> [To be done]: Can you give every line of all the items below as a Markdown table with the columns Row and Line, numbering the rows and leaving out blank lines?

> [Supplied records]:
[BEGIN]

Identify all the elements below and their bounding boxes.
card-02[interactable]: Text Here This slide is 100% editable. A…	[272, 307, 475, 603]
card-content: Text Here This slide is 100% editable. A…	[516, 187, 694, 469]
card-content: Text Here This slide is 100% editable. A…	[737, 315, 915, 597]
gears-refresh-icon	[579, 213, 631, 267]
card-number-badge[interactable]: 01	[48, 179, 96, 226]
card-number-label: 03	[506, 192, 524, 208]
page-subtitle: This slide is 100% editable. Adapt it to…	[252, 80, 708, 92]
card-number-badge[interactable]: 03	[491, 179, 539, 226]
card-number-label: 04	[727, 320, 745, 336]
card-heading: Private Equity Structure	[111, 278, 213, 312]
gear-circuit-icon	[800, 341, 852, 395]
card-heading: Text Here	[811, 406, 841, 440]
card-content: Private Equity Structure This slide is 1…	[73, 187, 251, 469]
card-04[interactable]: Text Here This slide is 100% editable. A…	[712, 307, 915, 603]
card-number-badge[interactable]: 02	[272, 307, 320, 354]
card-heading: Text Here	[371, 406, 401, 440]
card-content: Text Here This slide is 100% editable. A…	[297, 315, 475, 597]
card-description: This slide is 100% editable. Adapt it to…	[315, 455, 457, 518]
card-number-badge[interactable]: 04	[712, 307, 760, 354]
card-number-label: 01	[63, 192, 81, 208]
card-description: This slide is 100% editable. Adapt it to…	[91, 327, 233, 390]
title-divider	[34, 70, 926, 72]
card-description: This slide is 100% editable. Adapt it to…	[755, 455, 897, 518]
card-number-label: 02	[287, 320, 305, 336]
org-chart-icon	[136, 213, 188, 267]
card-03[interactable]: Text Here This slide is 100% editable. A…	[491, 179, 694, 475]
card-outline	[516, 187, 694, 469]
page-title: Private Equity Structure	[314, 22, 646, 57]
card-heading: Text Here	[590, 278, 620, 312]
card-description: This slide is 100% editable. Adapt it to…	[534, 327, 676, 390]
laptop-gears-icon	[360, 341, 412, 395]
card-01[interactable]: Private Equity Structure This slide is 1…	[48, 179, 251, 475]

[END]

> [Answer to this exercise]:
| Row | Line |
|---|---|
| 1 | Identify all the elements below and their bounding boxes. |
| 2 | card-02[interactable]: Text Here This slide is 100% editable. A…	[272, 307, 475, 603] |
| 3 | card-content: Text Here This slide is 100% editable. A…	[516, 187, 694, 469] |
| 4 | card-content: Text Here This slide is 100% editable. A…	[737, 315, 915, 597] |
| 5 | gears-refresh-icon	[579, 213, 631, 267] |
| 6 | card-number-badge[interactable]: 01	[48, 179, 96, 226] |
| 7 | card-number-label: 03	[506, 192, 524, 208] |
| 8 | page-subtitle: This slide is 100% editable. Adapt it to…	[252, 80, 708, 92] |
| 9 | card-number-badge[interactable]: 03	[491, 179, 539, 226] |
| 10 | card-number-label: 04	[727, 320, 745, 336] |
| 11 | card-heading: Private Equity Structure	[111, 278, 213, 312] |
| 12 | gear-circuit-icon	[800, 341, 852, 395] |
| 13 | card-heading: Text Here	[811, 406, 841, 440] |
| 14 | card-content: Private Equity Structure This slide is 1…	[73, 187, 251, 469] |
| 15 | card-04[interactable]: Text Here This slide is 100% editable. A…	[712, 307, 915, 603] |
| 16 | card-number-badge[interactable]: 02	[272, 307, 320, 354] |
| 17 | card-heading: Text Here	[371, 406, 401, 440] |
| 18 | card-content: Text Here This slide is 100% editable. A…	[297, 315, 475, 597] |
| 19 | card-description: This slide is 100% editable. Adapt it to…	[315, 455, 457, 518] |
| 20 | card-number-badge[interactable]: 04	[712, 307, 760, 354] |
| 21 | card-number-label: 01	[63, 192, 81, 208] |
| 22 | card-description: This slide is 100% editable. Adapt it to…	[91, 327, 233, 390] |
| 23 | title-divider	[34, 70, 926, 72] |
| 24 | card-description: This slide is 100% editable. Adapt it to…	[755, 455, 897, 518] |
| 25 | card-number-label: 02	[287, 320, 305, 336] |
| 26 | org-chart-icon	[136, 213, 188, 267] |
| 27 | card-03[interactable]: Text Here This slide is 100% editable. A…	[491, 179, 694, 475] |
| 28 | card-outline	[516, 187, 694, 469] |
| 29 | page-title: Private Equity Structure	[314, 22, 646, 57] |
| 30 | card-heading: Text Here	[590, 278, 620, 312] |
| 31 | card-description: This slide is 100% editable. Adapt it to…	[534, 327, 676, 390] |
| 32 | laptop-gears-icon	[360, 341, 412, 395] |
| 33 | card-01[interactable]: Private Equity Structure This slide is 1…	[48, 179, 251, 475] |